Exercise description –
Set all the material down again unchanged, without the pictures.
>> BEGIN Records provided
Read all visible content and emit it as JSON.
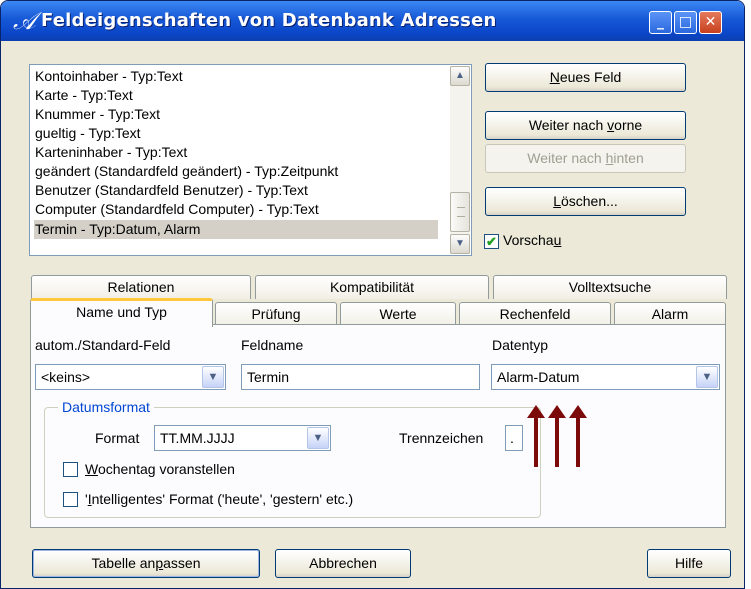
{
  "window": {
    "title": "Feldeigenschaften von Datenbank Adressen",
    "title_icon": "script-a-icon",
    "controls": [
      "minimize-icon",
      "maximize-icon",
      "close-icon"
    ]
  },
  "fields_list": {
    "items": [
      "Kontoinhaber - Typ:Text",
      "Karte - Typ:Text",
      "Knummer - Typ:Text",
      "gueltig - Typ:Text",
      "Karteninhaber - Typ:Text",
      "geändert (Standardfeld geändert) - Typ:Zeitpunkt",
      "Benutzer (Standardfeld Benutzer) - Typ:Text",
      "Computer (Standardfeld Computer) - Typ:Text",
      "Termin - Typ:Datum, Alarm"
    ],
    "selected_index": 8
  },
  "buttons": {
    "neues_feld": {
      "pre": "",
      "acc": "N",
      "post": "eues Feld"
    },
    "weiter_vorne": {
      "pre": "Weiter nach ",
      "acc": "v",
      "post": "orne"
    },
    "weiter_hinten": {
      "pre": "Weiter nach ",
      "acc": "h",
      "post": "inten"
    },
    "loeschen": {
      "pre": "",
      "acc": "L",
      "post": "öschen..."
    },
    "tabelle": {
      "pre": "Tabelle an",
      "acc": "p",
      "post": "assen"
    },
    "abbrechen": "Abbrechen",
    "hilfe": "Hilfe"
  },
  "vorschau": {
    "pre": "Vorscha",
    "acc": "u",
    "post": "",
    "checked": true
  },
  "tabs_back": [
    "Relationen",
    "Kompatibilität",
    "Volltextsuche"
  ],
  "tabs_front": [
    "Name und Typ",
    "Prüfung",
    "Werte",
    "Rechenfeld",
    "Alarm"
  ],
  "active_tab": "Name und Typ",
  "panel": {
    "autom_label": "autom./Standard-Feld",
    "autom_value": "<keins>",
    "feldname_label": "Feldname",
    "feldname_value": "Termin",
    "datentyp_label": "Datentyp",
    "datentyp_value": "Alarm-Datum",
    "group_title": "Datumsformat",
    "format_label": "Format",
    "format_value": "TT.MM.JJJJ",
    "trenn_label": "Trennzeichen",
    "trenn_value": ".",
    "wochentag": {
      "acc": "W",
      "post": "ochentag voranstellen",
      "checked": false
    },
    "intelligent": {
      "pre": "'",
      "acc": "I",
      "post": "ntelligentes' Format ('heute', 'gestern' etc.)",
      "checked": false
    }
  },
  "colors": {
    "annotation_arrows": "#7c0a0a",
    "group_title": "#0046d5",
    "active_tab_accent": "#ffc73c"
  },
  "annotation_arrows": 3
}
>> END Records provided
Response below –
Read all visible content and emit it as JSON.
{
  "window": {
    "title": "Feldeigenschaften von Datenbank Adressen",
    "title_icon": "script-a-icon",
    "controls": [
      "minimize-icon",
      "maximize-icon",
      "close-icon"
    ]
  },
  "fields_list": {
    "items": [
      "Kontoinhaber - Typ:Text",
      "Karte - Typ:Text",
      "Knummer - Typ:Text",
      "gueltig - Typ:Text",
      "Karteninhaber - Typ:Text",
      "geändert (Standardfeld geändert) - Typ:Zeitpunkt",
      "Benutzer (Standardfeld Benutzer) - Typ:Text",
      "Computer (Standardfeld Computer) - Typ:Text",
      "Termin - Typ:Datum, Alarm"
    ],
    "selected_index": 8
  },
  "buttons": {
    "neues_feld": {
      "pre": "",
      "acc": "N",
      "post": "eues Feld"
    },
    "weiter_vorne": {
      "pre": "Weiter nach ",
      "acc": "v",
      "post": "orne"
    },
    "weiter_hinten": {
      "pre": "Weiter nach ",
      "acc": "h",
      "post": "inten"
    },
    "loeschen": {
      "pre": "",
      "acc": "L",
      "post": "öschen..."
    },
    "tabelle": {
      "pre": "Tabelle an",
      "acc": "p",
      "post": "assen"
    },
    "abbrechen": "Abbrechen",
    "hilfe": "Hilfe"
  },
  "vorschau": {
    "pre": "Vorscha",
    "acc": "u",
    "post": "",
    "checked": true
  },
  "tabs_back": [
    "Relationen",
    "Kompatibilität",
    "Volltextsuche"
  ],
  "tabs_front": [
    "Name und Typ",
    "Prüfung",
    "Werte",
    "Rechenfeld",
    "Alarm"
  ],
  "active_tab": "Name und Typ",
  "panel": {
    "autom_label": "autom./Standard-Feld",
    "autom_value": "<keins>",
    "feldname_label": "Feldname",
    "feldname_value": "Termin",
    "datentyp_label": "Datentyp",
    "datentyp_value": "Alarm-Datum",
    "group_title": "Datumsformat",
    "format_label": "Format",
    "format_value": "TT.MM.JJJJ",
    "trenn_label": "Trennzeichen",
    "trenn_value": ".",
    "wochentag": {
      "acc": "W",
      "post": "ochentag voranstellen",
      "checked": false
    },
    "intelligent": {
      "pre": "'",
      "acc": "I",
      "post": "ntelligentes' Format ('heute', 'gestern' etc.)",
      "checked": false
    }
  },
  "colors": {
    "annotation_arrows": "#7c0a0a",
    "group_title": "#0046d5",
    "active_tab_accent": "#ffc73c"
  },
  "annotation_arrows": 3
}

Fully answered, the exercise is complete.